Collection entries

^^^^

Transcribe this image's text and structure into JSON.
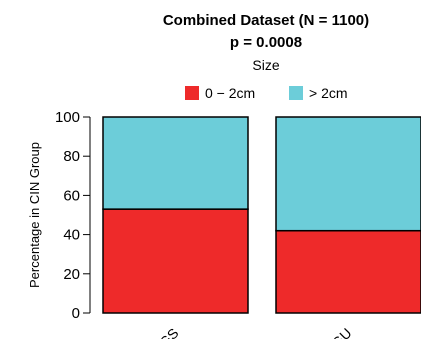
{
  "chart_data": {
    "type": "bar",
    "stacked": true,
    "title_lines": [
      "Combined Dataset (N = 1100)",
      "p = 0.0008"
    ],
    "legend": {
      "title": "Size",
      "entries": [
        "0 − 2cm",
        "> 2cm"
      ],
      "placement": "top"
    },
    "ylabel": "Percentage in CIN Group",
    "xlabel": "",
    "categories": [
      "GS",
      "GU"
    ],
    "series": [
      {
        "name": "0 − 2cm",
        "color": "#ee2a2a",
        "values": [
          53,
          42
        ]
      },
      {
        "name": "> 2cm",
        "color": "#6ccdd9",
        "values": [
          47,
          58
        ]
      }
    ],
    "ylim": [
      0,
      100
    ],
    "yticks": [
      0,
      20,
      40,
      60,
      80,
      100
    ],
    "grid": false
  }
}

^^^^

> Stated exercise
Print the full listing exactly, dropping the pictures.

> Correct result
Transcribe this image's text and structure into JSON.
{
  "chart_data": {
    "type": "bar",
    "stacked": true,
    "title_lines": [
      "Combined Dataset (N = 1100)",
      "p = 0.0008"
    ],
    "legend": {
      "title": "Size",
      "entries": [
        "0 − 2cm",
        "> 2cm"
      ],
      "placement": "top"
    },
    "ylabel": "Percentage in CIN Group",
    "xlabel": "",
    "categories": [
      "GS",
      "GU"
    ],
    "series": [
      {
        "name": "0 − 2cm",
        "color": "#ee2a2a",
        "values": [
          53,
          42
        ]
      },
      {
        "name": "> 2cm",
        "color": "#6ccdd9",
        "values": [
          47,
          58
        ]
      }
    ],
    "ylim": [
      0,
      100
    ],
    "yticks": [
      0,
      20,
      40,
      60,
      80,
      100
    ],
    "grid": false
  }
}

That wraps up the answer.